### What you should do
Repeat the full listing below verbatim and keep the images out.
+++ Records provided +++
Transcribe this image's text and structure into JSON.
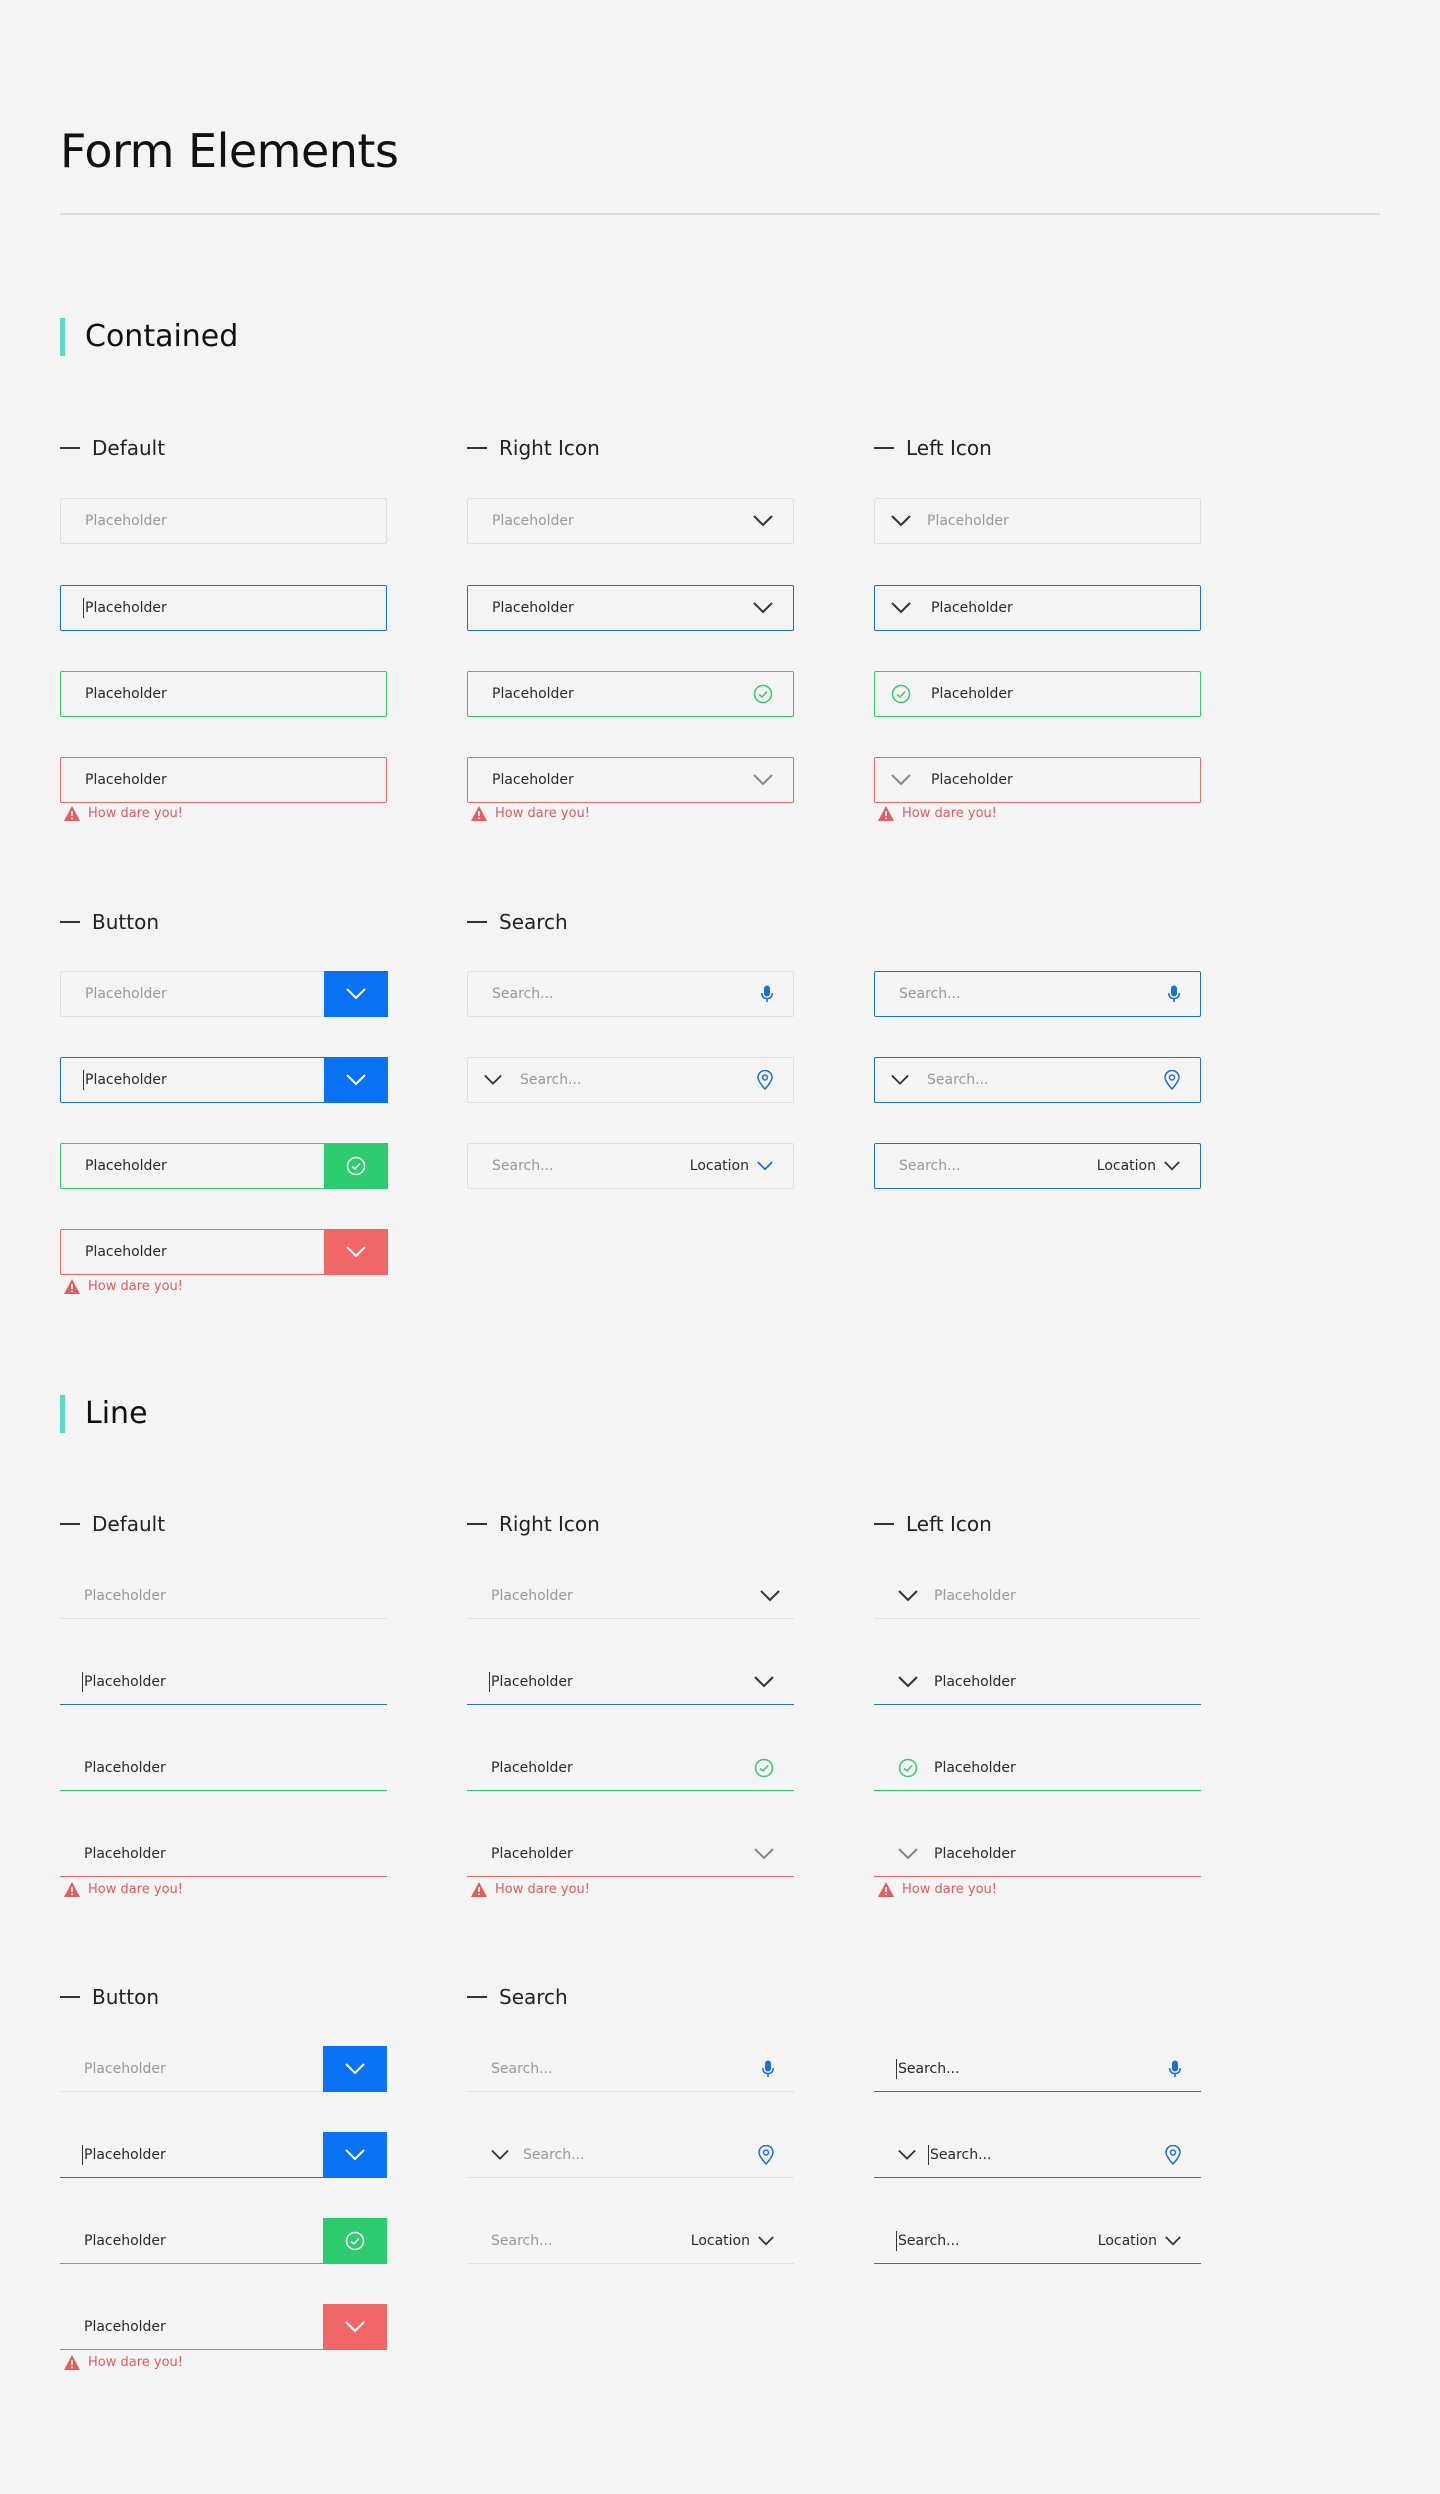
{
  "page_title": "Form Elements",
  "sections": {
    "contained": "Contained",
    "line": "Line"
  },
  "groups": {
    "default": "Default",
    "right_icon": "Right Icon",
    "left_icon": "Left Icon",
    "button": "Button",
    "search": "Search"
  },
  "placeholder": "Placeholder",
  "search_placeholder": "Search...",
  "location_label": "Location",
  "error_message": "How dare you!",
  "colors": {
    "accent": "#5ad9c6",
    "blue": "#0a72f5",
    "green": "#2ecc71",
    "red": "#f16767",
    "line_blue": "#2f6fc4"
  },
  "icons": [
    "chevron-down-icon",
    "check-circle-icon",
    "microphone-icon",
    "location-pin-icon",
    "warning-icon"
  ]
}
+++
### Result for this task
Transcribe this image's text and structure into JSON.
{
  "page_title": "Form Elements",
  "sections": {
    "contained": "Contained",
    "line": "Line"
  },
  "groups": {
    "default": "Default",
    "right_icon": "Right Icon",
    "left_icon": "Left Icon",
    "button": "Button",
    "search": "Search"
  },
  "placeholder": "Placeholder",
  "search_placeholder": "Search...",
  "location_label": "Location",
  "error_message": "How dare you!",
  "colors": {
    "accent": "#5ad9c6",
    "blue": "#0a72f5",
    "green": "#2ecc71",
    "red": "#f16767",
    "line_blue": "#2f6fc4"
  },
  "icons": [
    "chevron-down-icon",
    "check-circle-icon",
    "microphone-icon",
    "location-pin-icon",
    "warning-icon"
  ]
}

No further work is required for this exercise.